▶ _Instructions for the task_:
Each entry must be reproduced precisely as it stands.

▶ _Exercise data_:
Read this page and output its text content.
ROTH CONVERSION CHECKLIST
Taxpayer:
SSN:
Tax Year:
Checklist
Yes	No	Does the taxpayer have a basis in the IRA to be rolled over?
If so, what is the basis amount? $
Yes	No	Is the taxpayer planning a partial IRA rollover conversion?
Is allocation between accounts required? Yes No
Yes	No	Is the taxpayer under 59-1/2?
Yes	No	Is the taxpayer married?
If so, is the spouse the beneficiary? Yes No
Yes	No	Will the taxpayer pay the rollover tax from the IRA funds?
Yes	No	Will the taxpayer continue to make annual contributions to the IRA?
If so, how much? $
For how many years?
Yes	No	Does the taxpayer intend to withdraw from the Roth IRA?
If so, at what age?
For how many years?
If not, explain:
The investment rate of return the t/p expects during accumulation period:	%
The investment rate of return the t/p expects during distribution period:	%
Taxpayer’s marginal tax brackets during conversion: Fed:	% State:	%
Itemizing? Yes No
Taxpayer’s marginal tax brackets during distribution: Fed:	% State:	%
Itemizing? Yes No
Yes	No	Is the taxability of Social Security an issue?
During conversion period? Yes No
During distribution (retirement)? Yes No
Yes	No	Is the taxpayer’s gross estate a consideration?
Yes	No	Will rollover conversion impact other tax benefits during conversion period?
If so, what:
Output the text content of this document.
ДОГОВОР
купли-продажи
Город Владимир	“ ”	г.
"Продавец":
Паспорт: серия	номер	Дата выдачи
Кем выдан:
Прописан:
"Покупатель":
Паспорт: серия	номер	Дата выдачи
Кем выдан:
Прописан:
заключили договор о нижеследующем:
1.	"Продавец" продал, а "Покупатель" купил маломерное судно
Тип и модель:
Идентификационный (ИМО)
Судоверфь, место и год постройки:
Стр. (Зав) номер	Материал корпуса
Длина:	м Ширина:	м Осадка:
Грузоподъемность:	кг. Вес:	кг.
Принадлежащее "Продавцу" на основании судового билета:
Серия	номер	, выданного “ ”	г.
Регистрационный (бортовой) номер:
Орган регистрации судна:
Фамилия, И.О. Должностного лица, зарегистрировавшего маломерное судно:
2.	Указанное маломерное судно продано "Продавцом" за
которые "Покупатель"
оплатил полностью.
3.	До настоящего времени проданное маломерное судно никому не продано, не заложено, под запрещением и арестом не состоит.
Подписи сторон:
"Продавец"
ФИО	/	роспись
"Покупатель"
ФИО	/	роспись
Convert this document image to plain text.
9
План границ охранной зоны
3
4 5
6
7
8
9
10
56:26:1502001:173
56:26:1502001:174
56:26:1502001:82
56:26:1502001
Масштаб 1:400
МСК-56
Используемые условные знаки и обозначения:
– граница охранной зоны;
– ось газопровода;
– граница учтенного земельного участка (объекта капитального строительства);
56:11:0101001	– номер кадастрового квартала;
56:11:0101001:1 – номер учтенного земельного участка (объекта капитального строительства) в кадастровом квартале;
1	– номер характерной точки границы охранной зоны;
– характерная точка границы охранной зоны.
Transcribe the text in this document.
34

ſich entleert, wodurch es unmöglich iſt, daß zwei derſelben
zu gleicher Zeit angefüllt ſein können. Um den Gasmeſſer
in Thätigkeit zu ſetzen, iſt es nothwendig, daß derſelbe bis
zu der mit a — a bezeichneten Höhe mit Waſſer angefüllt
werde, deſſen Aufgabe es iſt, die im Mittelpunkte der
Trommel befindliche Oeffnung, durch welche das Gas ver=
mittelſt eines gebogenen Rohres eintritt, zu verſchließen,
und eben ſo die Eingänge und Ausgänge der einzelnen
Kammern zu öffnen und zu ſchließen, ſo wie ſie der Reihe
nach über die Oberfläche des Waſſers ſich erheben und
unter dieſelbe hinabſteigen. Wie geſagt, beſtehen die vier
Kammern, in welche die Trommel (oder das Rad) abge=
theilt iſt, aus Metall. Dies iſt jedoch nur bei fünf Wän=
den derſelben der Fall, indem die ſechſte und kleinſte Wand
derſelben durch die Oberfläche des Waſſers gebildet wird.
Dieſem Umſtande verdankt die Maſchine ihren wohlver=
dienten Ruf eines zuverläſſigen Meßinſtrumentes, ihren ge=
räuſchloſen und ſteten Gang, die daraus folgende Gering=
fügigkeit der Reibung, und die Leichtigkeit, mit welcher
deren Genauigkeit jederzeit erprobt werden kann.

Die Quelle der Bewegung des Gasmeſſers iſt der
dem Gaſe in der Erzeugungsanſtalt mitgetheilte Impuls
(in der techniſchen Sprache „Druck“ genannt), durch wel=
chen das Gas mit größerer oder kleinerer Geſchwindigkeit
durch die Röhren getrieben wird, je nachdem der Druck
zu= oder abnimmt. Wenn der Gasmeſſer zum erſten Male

▶ _Answer to the task_:
Read this page and output its text content.
ROTH CONVERSION CHECKLIST
Taxpayer:
SSN:
Tax Year:
Checklist
Yes	No	Does the taxpayer have a basis in the IRA to be rolled over?
If so, what is the basis amount? $
Yes	No	Is the taxpayer planning a partial IRA rollover conversion?
Is allocation between accounts required? Yes No
Yes	No	Is the taxpayer under 59-1/2?
Yes	No	Is the taxpayer married?
If so, is the spouse the beneficiary? Yes No
Yes	No	Will the taxpayer pay the rollover tax from the IRA funds?
Yes	No	Will the taxpayer continue to make annual contributions to the IRA?
If so, how much? $
For how many years?
Yes	No	Does the taxpayer intend to withdraw from the Roth IRA?
If so, at what age?
For how many years?
If not, explain:
The investment rate of return the t/p expects during accumulation period:	%
The investment rate of return the t/p expects during distribution period:	%
Taxpayer’s marginal tax brackets during conversion: Fed:	% State:	%
Itemizing? Yes No
Taxpayer’s marginal tax brackets during distribution: Fed:	% State:	%
Itemizing? Yes No
Yes	No	Is the taxability of Social Security an issue?
During conversion period? Yes No
During distribution (retirement)? Yes No
Yes	No	Is the taxpayer’s gross estate a consideration?
Yes	No	Will rollover conversion impact other tax benefits during conversion period?
If so, what:
Output the text content of this document.
ДОГОВОР
купли-продажи
Город Владимир	“ ”	г.
"Продавец":
Паспорт: серия	номер	Дата выдачи
Кем выдан:
Прописан:
"Покупатель":
Паспорт: серия	номер	Дата выдачи
Кем выдан:
Прописан:
заключили договор о нижеследующем:
1.	"Продавец" продал, а "Покупатель" купил маломерное судно
Тип и модель:
Идентификационный (ИМО)
Судоверфь, место и год постройки:
Стр. (Зав) номер	Материал корпуса
Длина:	м Ширина:	м Осадка:
Грузоподъемность:	кг. Вес:	кг.
Принадлежащее "Продавцу" на основании судового билета:
Серия	номер	, выданного “ ”	г.
Регистрационный (бортовой) номер:
Орган регистрации судна:
Фамилия, И.О. Должностного лица, зарегистрировавшего маломерное судно:
2.	Указанное маломерное судно продано "Продавцом" за
которые "Покупатель"
оплатил полностью.
3.	До настоящего времени проданное маломерное судно никому не продано, не заложено, под запрещением и арестом не состоит.
Подписи сторон:
"Продавец"
ФИО	/	роспись
"Покупатель"
ФИО	/	роспись
Convert this document image to plain text.
9
План границ охранной зоны
3
4 5
6
7
8
9
10
56:26:1502001:173
56:26:1502001:174
56:26:1502001:82
56:26:1502001
Масштаб 1:400
МСК-56
Используемые условные знаки и обозначения:
– граница охранной зоны;
– ось газопровода;
– граница учтенного земельного участка (объекта капитального строительства);
56:11:0101001	– номер кадастрового квартала;
56:11:0101001:1 – номер учтенного земельного участка (объекта капитального строительства) в кадастровом квартале;
1	– номер характерной точки границы охранной зоны;
– характерная точка границы охранной зоны.
Transcribe the text in this document.
34

ſich entleert, wodurch es unmöglich iſt, daß zwei derſelben
zu gleicher Zeit angefüllt ſein können. Um den Gasmeſſer
in Thätigkeit zu ſetzen, iſt es nothwendig, daß derſelbe bis
zu der mit a — a bezeichneten Höhe mit Waſſer angefüllt
werde, deſſen Aufgabe es iſt, die im Mittelpunkte der
Trommel befindliche Oeffnung, durch welche das Gas ver=
mittelſt eines gebogenen Rohres eintritt, zu verſchließen,
und eben ſo die Eingänge und Ausgänge der einzelnen
Kammern zu öffnen und zu ſchließen, ſo wie ſie der Reihe
nach über die Oberfläche des Waſſers ſich erheben und
unter dieſelbe hinabſteigen. Wie geſagt, beſtehen die vier
Kammern, in welche die Trommel (oder das Rad) abge=
theilt iſt, aus Metall. Dies iſt jedoch nur bei fünf Wän=
den derſelben der Fall, indem die ſechſte und kleinſte Wand
derſelben durch die Oberfläche des Waſſers gebildet wird.
Dieſem Umſtande verdankt die Maſchine ihren wohlver=
dienten Ruf eines zuverläſſigen Meßinſtrumentes, ihren ge=
räuſchloſen und ſteten Gang, die daraus folgende Gering=
fügigkeit der Reibung, und die Leichtigkeit, mit welcher
deren Genauigkeit jederzeit erprobt werden kann.

Die Quelle der Bewegung des Gasmeſſers iſt der
dem Gaſe in der Erzeugungsanſtalt mitgetheilte Impuls
(in der techniſchen Sprache „Druck“ genannt), durch wel=
chen das Gas mit größerer oder kleinerer Geſchwindigkeit
durch die Röhren getrieben wird, je nachdem der Druck
zu= oder abnimmt. Wenn der Gasmeſſer zum erſten Male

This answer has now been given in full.